(Recorded data)
--- BEGIN ---

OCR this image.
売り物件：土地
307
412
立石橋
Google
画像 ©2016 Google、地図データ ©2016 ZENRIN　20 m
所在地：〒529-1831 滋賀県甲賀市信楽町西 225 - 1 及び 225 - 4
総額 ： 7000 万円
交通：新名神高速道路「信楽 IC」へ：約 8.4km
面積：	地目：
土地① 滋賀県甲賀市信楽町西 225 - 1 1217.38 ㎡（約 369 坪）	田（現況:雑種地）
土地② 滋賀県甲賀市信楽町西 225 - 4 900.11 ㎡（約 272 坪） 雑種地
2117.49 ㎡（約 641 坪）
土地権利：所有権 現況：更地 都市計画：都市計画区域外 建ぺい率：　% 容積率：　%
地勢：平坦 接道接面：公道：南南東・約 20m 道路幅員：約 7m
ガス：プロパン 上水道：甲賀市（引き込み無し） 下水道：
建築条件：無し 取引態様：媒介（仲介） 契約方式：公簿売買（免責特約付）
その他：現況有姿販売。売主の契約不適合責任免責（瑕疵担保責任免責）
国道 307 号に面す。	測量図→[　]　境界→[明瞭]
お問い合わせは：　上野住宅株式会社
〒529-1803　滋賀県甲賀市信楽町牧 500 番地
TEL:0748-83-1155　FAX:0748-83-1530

--- END ---

* _YOUR GOAL_
Scan the listing above for the word "滋賀県甲賀市信楽町西" and copy every line that holds it.

* _FULL OUTPUT_
所在地：〒529-1831 滋賀県甲賀市信楽町西 225 - 1 及び 225 - 4
土地① 滋賀県甲賀市信楽町西 225 - 1 1217.38 ㎡（約 369 坪）	田（現況:雑種地）
土地② 滋賀県甲賀市信楽町西 225 - 4 900.11 ㎡（約 272 坪） 雑種地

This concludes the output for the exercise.